» Task instructions
Leaving out all images, write out the records that follow exactly.

» Given records
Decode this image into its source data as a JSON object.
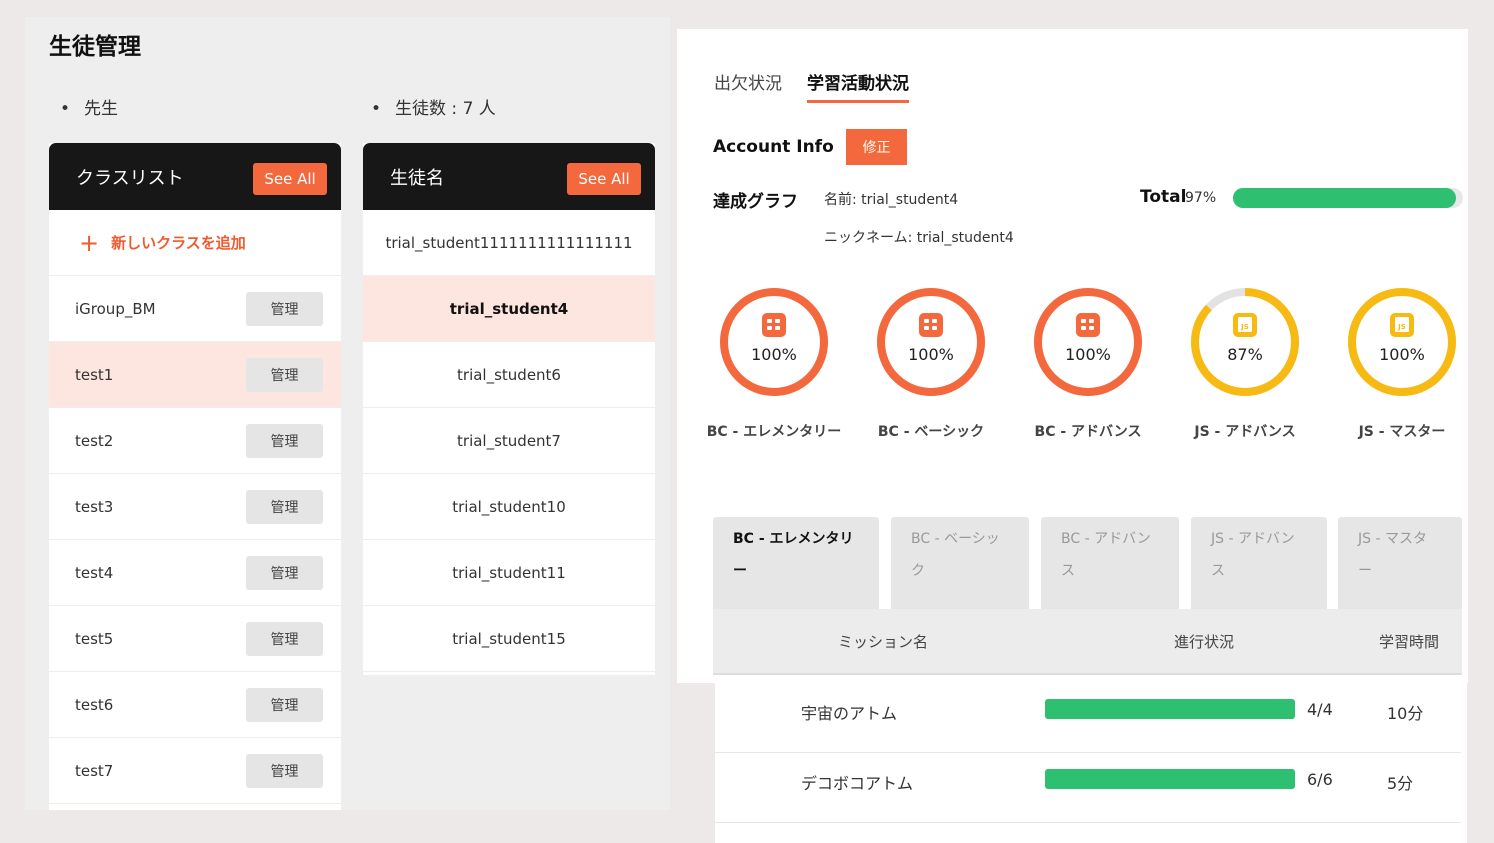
{
  "left": {
    "title": "生徒管理",
    "teacher_label": "先生",
    "student_count_label": "生徒数 : 7 人"
  },
  "class_list": {
    "title": "クラスリスト",
    "see_all": "See All",
    "add_label": "新しいクラスを追加",
    "manage_label": "管理",
    "items": [
      {
        "name": "iGroup_BM"
      },
      {
        "name": "test1"
      },
      {
        "name": "test2"
      },
      {
        "name": "test3"
      },
      {
        "name": "test4"
      },
      {
        "name": "test5"
      },
      {
        "name": "test6"
      },
      {
        "name": "test7"
      }
    ]
  },
  "student_list": {
    "title": "生徒名",
    "see_all": "See All",
    "items": [
      "trial_student1111111111111111",
      "trial_student4",
      "trial_student6",
      "trial_student7",
      "trial_student10",
      "trial_student11",
      "trial_student15"
    ]
  },
  "right": {
    "tabs": [
      "出欠状況",
      "学習活動状況"
    ],
    "account_info": "Account Info",
    "edit_label": "修正",
    "achievement_label": "達成グラフ",
    "name_line": "名前: trial_student4",
    "nick_line": "ニックネーム: trial_student4",
    "total_label": "Total",
    "total_pct": "97%",
    "total_value": 0.97,
    "colors": {
      "accent": "#f4683d",
      "bc": "#f4683d",
      "js": "#f6ba12",
      "progress": "#2fbf71"
    },
    "courses": [
      {
        "name": "BC - エレメンタリー",
        "pct": "100%",
        "value": 1.0,
        "icon": "bc-icon",
        "kind": "bc"
      },
      {
        "name": "BC - ベーシック",
        "pct": "100%",
        "value": 1.0,
        "icon": "bc-icon",
        "kind": "bc"
      },
      {
        "name": "BC - アドバンス",
        "pct": "100%",
        "value": 1.0,
        "icon": "bc-icon",
        "kind": "bc"
      },
      {
        "name": "JS - アドバンス",
        "pct": "87%",
        "value": 0.87,
        "icon": "js-icon",
        "kind": "js"
      },
      {
        "name": "JS - マスター",
        "pct": "100%",
        "value": 1.0,
        "icon": "js-icon",
        "kind": "js"
      }
    ],
    "course_tabs": [
      {
        "line1": "BC - エレメンタリ",
        "line2": "ー"
      },
      {
        "line1": "BC - ベーシッ",
        "line2": "ク"
      },
      {
        "line1": "BC - アドバン",
        "line2": "ス"
      },
      {
        "line1": "JS - アドバン",
        "line2": "ス"
      },
      {
        "line1": "JS - マスタ",
        "line2": "ー"
      }
    ],
    "table_headers": {
      "mission": "ミッション名",
      "progress": "進行状況",
      "time": "学習時間"
    },
    "missions": [
      {
        "name": "宇宙のアトム",
        "progress": "4/4",
        "value": 1.0,
        "time": "10分"
      },
      {
        "name": "デコボコアトム",
        "progress": "6/6",
        "value": 1.0,
        "time": "5分"
      }
    ]
  }
}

» Result of the exercise
Decode this image into its source data as a JSON object.
{
  "left": {
    "title": "生徒管理",
    "teacher_label": "先生",
    "student_count_label": "生徒数 : 7 人"
  },
  "class_list": {
    "title": "クラスリスト",
    "see_all": "See All",
    "add_label": "新しいクラスを追加",
    "manage_label": "管理",
    "items": [
      {
        "name": "iGroup_BM"
      },
      {
        "name": "test1"
      },
      {
        "name": "test2"
      },
      {
        "name": "test3"
      },
      {
        "name": "test4"
      },
      {
        "name": "test5"
      },
      {
        "name": "test6"
      },
      {
        "name": "test7"
      }
    ]
  },
  "student_list": {
    "title": "生徒名",
    "see_all": "See All",
    "items": [
      "trial_student1111111111111111",
      "trial_student4",
      "trial_student6",
      "trial_student7",
      "trial_student10",
      "trial_student11",
      "trial_student15"
    ]
  },
  "right": {
    "tabs": [
      "出欠状況",
      "学習活動状況"
    ],
    "account_info": "Account Info",
    "edit_label": "修正",
    "achievement_label": "達成グラフ",
    "name_line": "名前: trial_student4",
    "nick_line": "ニックネーム: trial_student4",
    "total_label": "Total",
    "total_pct": "97%",
    "total_value": 0.97,
    "colors": {
      "accent": "#f4683d",
      "bc": "#f4683d",
      "js": "#f6ba12",
      "progress": "#2fbf71"
    },
    "courses": [
      {
        "name": "BC - エレメンタリー",
        "pct": "100%",
        "value": 1.0,
        "icon": "bc-icon",
        "kind": "bc"
      },
      {
        "name": "BC - ベーシック",
        "pct": "100%",
        "value": 1.0,
        "icon": "bc-icon",
        "kind": "bc"
      },
      {
        "name": "BC - アドバンス",
        "pct": "100%",
        "value": 1.0,
        "icon": "bc-icon",
        "kind": "bc"
      },
      {
        "name": "JS - アドバンス",
        "pct": "87%",
        "value": 0.87,
        "icon": "js-icon",
        "kind": "js"
      },
      {
        "name": "JS - マスター",
        "pct": "100%",
        "value": 1.0,
        "icon": "js-icon",
        "kind": "js"
      }
    ],
    "course_tabs": [
      {
        "line1": "BC - エレメンタリ",
        "line2": "ー"
      },
      {
        "line1": "BC - ベーシッ",
        "line2": "ク"
      },
      {
        "line1": "BC - アドバン",
        "line2": "ス"
      },
      {
        "line1": "JS - アドバン",
        "line2": "ス"
      },
      {
        "line1": "JS - マスタ",
        "line2": "ー"
      }
    ],
    "table_headers": {
      "mission": "ミッション名",
      "progress": "進行状況",
      "time": "学習時間"
    },
    "missions": [
      {
        "name": "宇宙のアトム",
        "progress": "4/4",
        "value": 1.0,
        "time": "10分"
      },
      {
        "name": "デコボコアトム",
        "progress": "6/6",
        "value": 1.0,
        "time": "5分"
      }
    ]
  }
}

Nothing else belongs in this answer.